Records about charts and figures:
##############################
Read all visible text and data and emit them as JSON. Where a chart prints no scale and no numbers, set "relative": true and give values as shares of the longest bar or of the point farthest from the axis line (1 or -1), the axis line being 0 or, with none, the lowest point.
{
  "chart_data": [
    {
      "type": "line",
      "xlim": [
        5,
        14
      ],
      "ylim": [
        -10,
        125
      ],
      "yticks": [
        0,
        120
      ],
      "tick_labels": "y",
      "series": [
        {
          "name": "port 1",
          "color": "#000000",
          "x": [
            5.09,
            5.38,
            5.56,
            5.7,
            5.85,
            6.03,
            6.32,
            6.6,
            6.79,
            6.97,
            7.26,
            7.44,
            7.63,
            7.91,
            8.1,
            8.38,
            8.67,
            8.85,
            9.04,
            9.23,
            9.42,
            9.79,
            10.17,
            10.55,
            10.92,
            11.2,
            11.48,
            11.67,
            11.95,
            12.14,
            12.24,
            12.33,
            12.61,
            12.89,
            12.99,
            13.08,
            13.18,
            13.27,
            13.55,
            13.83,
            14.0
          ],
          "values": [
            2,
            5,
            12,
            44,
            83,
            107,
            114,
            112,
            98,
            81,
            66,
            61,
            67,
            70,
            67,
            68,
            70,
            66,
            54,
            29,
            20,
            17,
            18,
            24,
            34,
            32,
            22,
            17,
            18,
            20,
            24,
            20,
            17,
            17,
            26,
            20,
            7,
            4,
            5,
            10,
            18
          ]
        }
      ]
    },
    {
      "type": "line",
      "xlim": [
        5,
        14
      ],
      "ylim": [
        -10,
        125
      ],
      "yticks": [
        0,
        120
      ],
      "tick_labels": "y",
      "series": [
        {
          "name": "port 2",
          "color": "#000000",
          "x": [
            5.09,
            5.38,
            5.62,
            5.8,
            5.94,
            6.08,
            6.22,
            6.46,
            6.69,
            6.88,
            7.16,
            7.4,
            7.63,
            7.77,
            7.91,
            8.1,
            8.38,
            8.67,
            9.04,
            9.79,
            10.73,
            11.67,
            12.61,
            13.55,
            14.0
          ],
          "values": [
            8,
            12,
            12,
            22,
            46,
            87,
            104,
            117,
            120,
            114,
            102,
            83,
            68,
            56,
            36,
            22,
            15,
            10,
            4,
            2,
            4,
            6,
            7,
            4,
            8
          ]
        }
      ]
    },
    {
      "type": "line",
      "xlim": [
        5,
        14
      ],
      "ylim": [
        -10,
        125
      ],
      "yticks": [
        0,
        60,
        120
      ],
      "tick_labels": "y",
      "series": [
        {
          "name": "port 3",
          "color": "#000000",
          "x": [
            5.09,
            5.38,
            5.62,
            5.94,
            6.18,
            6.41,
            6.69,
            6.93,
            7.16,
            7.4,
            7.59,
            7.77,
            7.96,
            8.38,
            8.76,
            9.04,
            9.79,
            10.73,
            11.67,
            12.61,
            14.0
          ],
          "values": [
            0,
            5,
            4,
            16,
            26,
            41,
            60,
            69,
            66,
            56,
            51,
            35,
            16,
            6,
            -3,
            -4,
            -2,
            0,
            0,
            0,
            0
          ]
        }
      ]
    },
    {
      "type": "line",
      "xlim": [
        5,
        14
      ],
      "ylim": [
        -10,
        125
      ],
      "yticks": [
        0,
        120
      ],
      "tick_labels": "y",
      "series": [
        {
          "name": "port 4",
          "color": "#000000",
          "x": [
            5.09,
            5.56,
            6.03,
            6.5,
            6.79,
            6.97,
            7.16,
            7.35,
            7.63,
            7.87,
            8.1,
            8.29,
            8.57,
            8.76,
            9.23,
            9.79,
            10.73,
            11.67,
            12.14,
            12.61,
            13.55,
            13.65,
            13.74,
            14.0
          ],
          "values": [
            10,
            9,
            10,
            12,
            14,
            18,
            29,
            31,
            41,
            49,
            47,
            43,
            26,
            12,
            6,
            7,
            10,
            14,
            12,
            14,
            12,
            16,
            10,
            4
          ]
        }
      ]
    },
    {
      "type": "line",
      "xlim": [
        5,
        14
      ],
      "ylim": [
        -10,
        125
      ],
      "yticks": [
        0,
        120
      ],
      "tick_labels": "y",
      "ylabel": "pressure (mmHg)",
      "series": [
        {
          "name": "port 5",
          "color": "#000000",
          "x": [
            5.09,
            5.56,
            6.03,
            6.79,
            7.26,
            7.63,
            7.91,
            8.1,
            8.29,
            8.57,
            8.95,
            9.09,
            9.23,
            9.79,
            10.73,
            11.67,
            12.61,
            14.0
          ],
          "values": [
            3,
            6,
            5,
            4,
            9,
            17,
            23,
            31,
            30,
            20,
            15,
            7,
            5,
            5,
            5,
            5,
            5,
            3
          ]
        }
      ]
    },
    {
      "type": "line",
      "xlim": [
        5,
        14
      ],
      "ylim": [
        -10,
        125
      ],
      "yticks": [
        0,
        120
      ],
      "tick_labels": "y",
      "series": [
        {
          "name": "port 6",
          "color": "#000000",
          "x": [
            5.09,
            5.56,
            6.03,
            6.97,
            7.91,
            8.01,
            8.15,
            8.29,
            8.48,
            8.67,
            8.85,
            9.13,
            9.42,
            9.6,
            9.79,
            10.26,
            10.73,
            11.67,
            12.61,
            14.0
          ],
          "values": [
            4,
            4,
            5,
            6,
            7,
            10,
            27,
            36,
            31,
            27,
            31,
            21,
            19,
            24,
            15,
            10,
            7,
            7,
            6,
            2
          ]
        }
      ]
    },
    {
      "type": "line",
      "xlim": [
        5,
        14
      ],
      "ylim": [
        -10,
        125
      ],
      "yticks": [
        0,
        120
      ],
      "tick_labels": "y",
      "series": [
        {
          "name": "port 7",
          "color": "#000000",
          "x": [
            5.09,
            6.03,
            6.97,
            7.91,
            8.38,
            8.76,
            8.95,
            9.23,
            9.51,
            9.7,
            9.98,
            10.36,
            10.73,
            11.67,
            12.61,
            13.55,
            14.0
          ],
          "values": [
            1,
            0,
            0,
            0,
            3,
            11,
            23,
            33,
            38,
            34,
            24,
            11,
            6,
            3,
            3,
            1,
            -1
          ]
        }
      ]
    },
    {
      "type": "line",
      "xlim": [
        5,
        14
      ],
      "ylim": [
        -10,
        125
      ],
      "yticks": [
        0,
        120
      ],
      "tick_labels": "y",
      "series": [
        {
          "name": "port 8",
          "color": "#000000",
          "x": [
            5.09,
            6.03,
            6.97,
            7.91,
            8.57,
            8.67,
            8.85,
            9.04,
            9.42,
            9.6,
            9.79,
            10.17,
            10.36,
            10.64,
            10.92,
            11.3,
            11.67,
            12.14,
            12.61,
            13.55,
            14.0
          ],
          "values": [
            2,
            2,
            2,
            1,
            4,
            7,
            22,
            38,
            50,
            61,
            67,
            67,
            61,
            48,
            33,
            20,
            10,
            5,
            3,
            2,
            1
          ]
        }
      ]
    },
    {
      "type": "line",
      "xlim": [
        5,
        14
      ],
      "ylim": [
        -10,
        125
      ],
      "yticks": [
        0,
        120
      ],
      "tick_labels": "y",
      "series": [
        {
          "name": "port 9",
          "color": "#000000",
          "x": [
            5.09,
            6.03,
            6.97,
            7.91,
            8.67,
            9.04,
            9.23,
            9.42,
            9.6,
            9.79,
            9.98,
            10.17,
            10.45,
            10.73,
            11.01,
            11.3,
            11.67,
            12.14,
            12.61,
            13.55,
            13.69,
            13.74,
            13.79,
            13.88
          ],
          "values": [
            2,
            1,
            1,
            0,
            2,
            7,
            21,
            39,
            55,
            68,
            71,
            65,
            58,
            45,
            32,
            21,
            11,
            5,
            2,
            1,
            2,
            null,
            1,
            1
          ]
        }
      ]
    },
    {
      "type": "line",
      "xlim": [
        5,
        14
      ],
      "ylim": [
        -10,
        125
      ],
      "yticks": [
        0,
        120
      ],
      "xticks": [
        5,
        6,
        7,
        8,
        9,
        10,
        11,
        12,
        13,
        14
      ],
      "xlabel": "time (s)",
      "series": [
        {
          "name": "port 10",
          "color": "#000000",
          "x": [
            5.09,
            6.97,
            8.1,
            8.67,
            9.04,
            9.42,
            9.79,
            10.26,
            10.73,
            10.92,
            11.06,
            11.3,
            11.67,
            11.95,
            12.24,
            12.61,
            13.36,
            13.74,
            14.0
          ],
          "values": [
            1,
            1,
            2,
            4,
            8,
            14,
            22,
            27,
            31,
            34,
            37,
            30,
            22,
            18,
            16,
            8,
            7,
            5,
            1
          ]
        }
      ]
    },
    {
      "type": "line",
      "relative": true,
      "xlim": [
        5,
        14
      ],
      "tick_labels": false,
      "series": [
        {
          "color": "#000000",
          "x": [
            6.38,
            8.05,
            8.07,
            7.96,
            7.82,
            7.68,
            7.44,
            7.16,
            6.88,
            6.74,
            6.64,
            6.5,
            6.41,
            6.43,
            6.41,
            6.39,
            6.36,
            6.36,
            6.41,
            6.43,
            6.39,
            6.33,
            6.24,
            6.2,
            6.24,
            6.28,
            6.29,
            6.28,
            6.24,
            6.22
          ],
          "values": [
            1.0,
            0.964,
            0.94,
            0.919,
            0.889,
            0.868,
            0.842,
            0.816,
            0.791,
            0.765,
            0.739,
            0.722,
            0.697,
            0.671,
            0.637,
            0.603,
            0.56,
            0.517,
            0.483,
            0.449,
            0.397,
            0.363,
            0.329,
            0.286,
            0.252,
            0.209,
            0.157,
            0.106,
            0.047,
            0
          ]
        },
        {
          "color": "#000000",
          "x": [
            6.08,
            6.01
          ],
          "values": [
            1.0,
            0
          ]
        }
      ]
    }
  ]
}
##############################
Written instruction - For each line above that contains the word "port", copy that line.

Task result -
          "name": "port 1",
          "name": "port 2",
          "name": "port 3",
          "name": "port 4",
          "name": "port 5",
          "name": "port 6",
          "name": "port 7",
          "name": "port 8",
          "name": "port 9",
          "name": "port 10",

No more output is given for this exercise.